## Challenge
Reproduce all the entries exactly and keep the pictures out.
* begin *
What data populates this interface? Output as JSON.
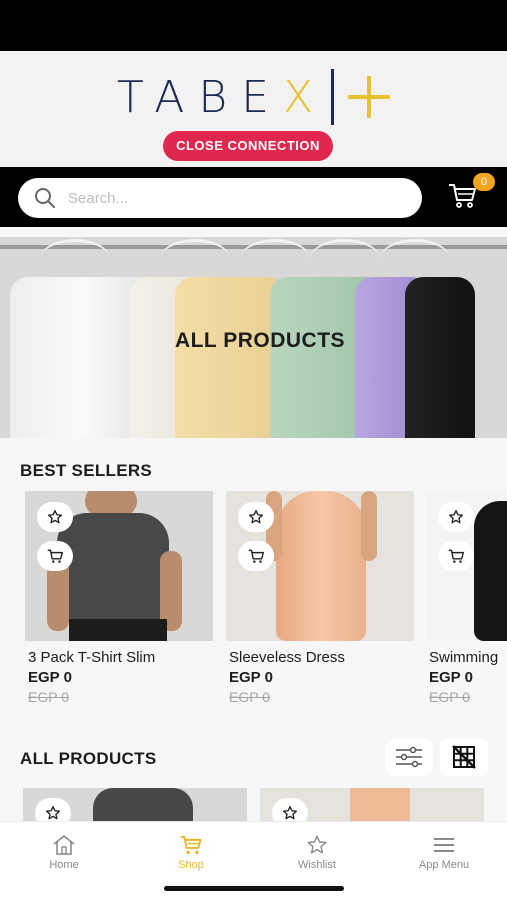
{
  "brand": {
    "logo_letters": "TABE",
    "logo_x": "X",
    "close_label": "CLOSE CONNECTION"
  },
  "search": {
    "placeholder": "Search..."
  },
  "cart": {
    "count": "0"
  },
  "hero": {
    "title": "ALL PRODUCTS"
  },
  "best_sellers": {
    "title": "BEST SELLERS",
    "products": [
      {
        "name": "3 Pack T-Shirt Slim",
        "price": "EGP 0",
        "old_price": "EGP 0"
      },
      {
        "name": "Sleeveless Dress",
        "price": "EGP 0",
        "old_price": "EGP 0"
      },
      {
        "name": "Swimming",
        "price": "EGP 0",
        "old_price": "EGP 0"
      }
    ]
  },
  "all_products": {
    "title": "ALL PRODUCTS"
  },
  "nav": {
    "items": [
      {
        "label": "Home",
        "icon": "home-icon"
      },
      {
        "label": "Shop",
        "icon": "cart-icon"
      },
      {
        "label": "Wishlist",
        "icon": "star-icon"
      },
      {
        "label": "App Menu",
        "icon": "menu-icon"
      }
    ],
    "active": "Shop"
  },
  "colors": {
    "accent_yellow": "#e9c233",
    "brand_navy": "#1b2a55",
    "close_red": "#e0284f",
    "badge_orange": "#f0a51e"
  }
}
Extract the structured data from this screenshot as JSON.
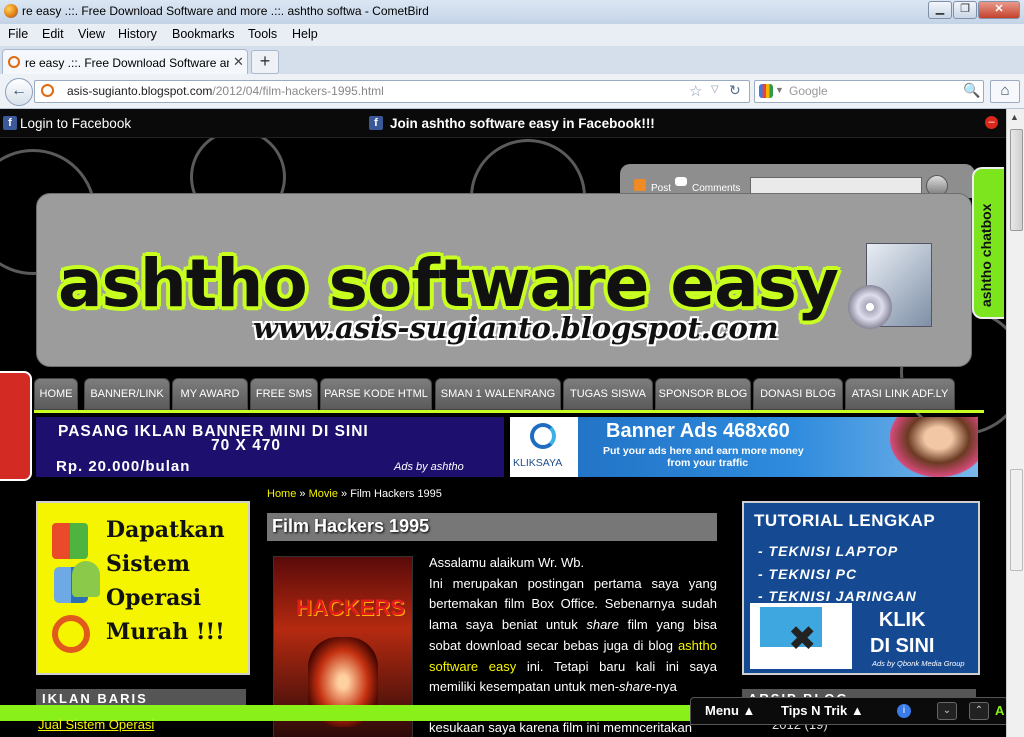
{
  "window": {
    "title": "re easy .::. Free Download Software and more .::. ashtho softwa - CometBird",
    "minimize": "▁",
    "maximize": "❐",
    "close": "✕"
  },
  "menubar": {
    "items": [
      "File",
      "Edit",
      "View",
      "History",
      "Bookmarks",
      "Tools",
      "Help"
    ]
  },
  "tabs": [
    {
      "label": "re easy .::. Free Download Software an...",
      "close": "✕"
    }
  ],
  "newtab": "+",
  "navigation": {
    "back": "←",
    "url_domain": "asis-sugianto.blogspot.com",
    "url_path": "/2012/04/film-hackers-1995.html",
    "star": "☆",
    "dropdown": "▽",
    "reload": "↻",
    "search_placeholder": "Google",
    "search_glyph": "🔍",
    "home": "⌂"
  },
  "facebook_bar": {
    "icon": "f",
    "left_text": "Login to Facebook",
    "center_text": "Join ashtho software easy in Facebook!!!",
    "close": "–"
  },
  "header": {
    "post_label": "Post",
    "comments_label": "Comments",
    "logo_text": "ashtho software easy",
    "logo_url": "www.asis-sugianto.blogspot.com",
    "chatbox_label": "ashtho chatbox"
  },
  "nav_menu": [
    "HOME",
    "BANNER/LINK",
    "MY AWARD",
    "FREE SMS",
    "PARSE KODE HTML",
    "SMAN 1 WALENRANG",
    "TUGAS SISWA",
    "SPONSOR BLOG",
    "DONASI BLOG",
    "ATASI LINK ADF.LY"
  ],
  "banner_left": {
    "line1": "PASANG IKLAN BANNER MINI DI SINI",
    "line2": "70 X 470",
    "line3": "Rp. 20.000/bulan",
    "by": "Ads by ashtho"
  },
  "banner_right": {
    "brand": "KLIKSAYA",
    "heading": "Banner Ads 468x60",
    "sub1": "Put your ads here and earn more money",
    "sub2": "from your traffic"
  },
  "left_ad": {
    "lines": [
      "Dapatkan",
      "Sistem",
      "Operasi",
      "Murah !!!"
    ]
  },
  "left_widget": {
    "title": "IKLAN BARIS",
    "link": "Jual Sistem Operasi"
  },
  "breadcrumb": {
    "home": "Home",
    "sep": "»",
    "category": "Movie",
    "current": "Film Hackers 1995"
  },
  "post": {
    "title": "Film Hackers 1995",
    "poster_title": "HACKERS",
    "greeting": "Assalamu alaikum Wr. Wb.",
    "p1": "Ini merupakan postingan pertama saya yang bertemakan film Box Office. Sebenarnya sudah lama saya beniat untuk",
    "p1_em": "share",
    "p1b": "film yang bisa sobat download secar bebas juga di blog",
    "p1_link": "ashtho software easy",
    "p1c": "ini. Tetapi baru kali ini saya memiliki kesempatan untuk men-",
    "p1_em2": "share",
    "p1d": "-nya",
    "p2": "kesukaan saya karena film ini memnceritakan"
  },
  "right_ad": {
    "title": "TUTORIAL LENGKAP",
    "items": [
      "- TEKNISI LAPTOP",
      "- TEKNISI PC",
      "- TEKNISI JARINGAN"
    ],
    "cta1": "KLIK",
    "cta2": "DI SINI",
    "footer": "Ads by Qbonk Media Group"
  },
  "right_widget": {
    "title": "ARSIP BLOG",
    "year": "2012 (19)"
  },
  "bottom_panel": {
    "menu": "Menu ▲",
    "tips": "Tips N Trik ▲",
    "info": "i",
    "down": "⌄",
    "up": "⌃",
    "tail": "A"
  },
  "colors": {
    "accent_green": "#c8ff20",
    "bar_green": "#8af01a",
    "link_yellow": "#f5f500",
    "fb_blue": "#3b5998"
  }
}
* end *
## Solved problem
What data populates this interface? Output as JSON.
{
  "brand": {
    "logo_letters": "TABE",
    "logo_x": "X",
    "close_label": "CLOSE CONNECTION"
  },
  "search": {
    "placeholder": "Search..."
  },
  "cart": {
    "count": "0"
  },
  "hero": {
    "title": "ALL PRODUCTS"
  },
  "best_sellers": {
    "title": "BEST SELLERS",
    "products": [
      {
        "name": "3 Pack T-Shirt Slim",
        "price": "EGP 0",
        "old_price": "EGP 0"
      },
      {
        "name": "Sleeveless Dress",
        "price": "EGP 0",
        "old_price": "EGP 0"
      },
      {
        "name": "Swimming",
        "price": "EGP 0",
        "old_price": "EGP 0"
      }
    ]
  },
  "all_products": {
    "title": "ALL PRODUCTS"
  },
  "nav": {
    "items": [
      {
        "label": "Home",
        "icon": "home-icon"
      },
      {
        "label": "Shop",
        "icon": "cart-icon"
      },
      {
        "label": "Wishlist",
        "icon": "star-icon"
      },
      {
        "label": "App Menu",
        "icon": "menu-icon"
      }
    ],
    "active": "Shop"
  },
  "colors": {
    "accent_yellow": "#e9c233",
    "brand_navy": "#1b2a55",
    "close_red": "#e0284f",
    "badge_orange": "#f0a51e"
  }
}
Extract the structured data from this screenshot as JSON.
{
  "window": {
    "title": "re easy .::. Free Download Software and more .::. ashtho softwa - CometBird",
    "minimize": "▁",
    "maximize": "❐",
    "close": "✕"
  },
  "menubar": {
    "items": [
      "File",
      "Edit",
      "View",
      "History",
      "Bookmarks",
      "Tools",
      "Help"
    ]
  },
  "tabs": [
    {
      "label": "re easy .::. Free Download Software an...",
      "close": "✕"
    }
  ],
  "newtab": "+",
  "navigation": {
    "back": "←",
    "url_domain": "asis-sugianto.blogspot.com",
    "url_path": "/2012/04/film-hackers-1995.html",
    "star": "☆",
    "dropdown": "▽",
    "reload": "↻",
    "search_placeholder": "Google",
    "search_glyph": "🔍",
    "home": "⌂"
  },
  "facebook_bar": {
    "icon": "f",
    "left_text": "Login to Facebook",
    "center_text": "Join ashtho software easy in Facebook!!!",
    "close": "–"
  },
  "header": {
    "post_label": "Post",
    "comments_label": "Comments",
    "logo_text": "ashtho software easy",
    "logo_url": "www.asis-sugianto.blogspot.com",
    "chatbox_label": "ashtho chatbox"
  },
  "nav_menu": [
    "HOME",
    "BANNER/LINK",
    "MY AWARD",
    "FREE SMS",
    "PARSE KODE HTML",
    "SMAN 1 WALENRANG",
    "TUGAS SISWA",
    "SPONSOR BLOG",
    "DONASI BLOG",
    "ATASI LINK ADF.LY"
  ],
  "banner_left": {
    "line1": "PASANG IKLAN BANNER MINI DI SINI",
    "line2": "70 X 470",
    "line3": "Rp. 20.000/bulan",
    "by": "Ads by ashtho"
  },
  "banner_right": {
    "brand": "KLIKSAYA",
    "heading": "Banner Ads 468x60",
    "sub1": "Put your ads here and earn more money",
    "sub2": "from your traffic"
  },
  "left_ad": {
    "lines": [
      "Dapatkan",
      "Sistem",
      "Operasi",
      "Murah !!!"
    ]
  },
  "left_widget": {
    "title": "IKLAN BARIS",
    "link": "Jual Sistem Operasi"
  },
  "breadcrumb": {
    "home": "Home",
    "sep": "»",
    "category": "Movie",
    "current": "Film Hackers 1995"
  },
  "post": {
    "title": "Film Hackers 1995",
    "poster_title": "HACKERS",
    "greeting": "Assalamu alaikum Wr. Wb.",
    "p1": "Ini merupakan postingan pertama saya yang bertemakan film Box Office. Sebenarnya sudah lama saya beniat untuk",
    "p1_em": "share",
    "p1b": "film yang bisa sobat download secar bebas juga di blog",
    "p1_link": "ashtho software easy",
    "p1c": "ini. Tetapi baru kali ini saya memiliki kesempatan untuk men-",
    "p1_em2": "share",
    "p1d": "-nya",
    "p2": "kesukaan saya karena film ini memnceritakan"
  },
  "right_ad": {
    "title": "TUTORIAL LENGKAP",
    "items": [
      "- TEKNISI LAPTOP",
      "- TEKNISI PC",
      "- TEKNISI JARINGAN"
    ],
    "cta1": "KLIK",
    "cta2": "DI SINI",
    "footer": "Ads by Qbonk Media Group"
  },
  "right_widget": {
    "title": "ARSIP BLOG",
    "year": "2012 (19)"
  },
  "bottom_panel": {
    "menu": "Menu ▲",
    "tips": "Tips N Trik ▲",
    "info": "i",
    "down": "⌄",
    "up": "⌃",
    "tail": "A"
  },
  "colors": {
    "accent_green": "#c8ff20",
    "bar_green": "#8af01a",
    "link_yellow": "#f5f500",
    "fb_blue": "#3b5998"
  }
}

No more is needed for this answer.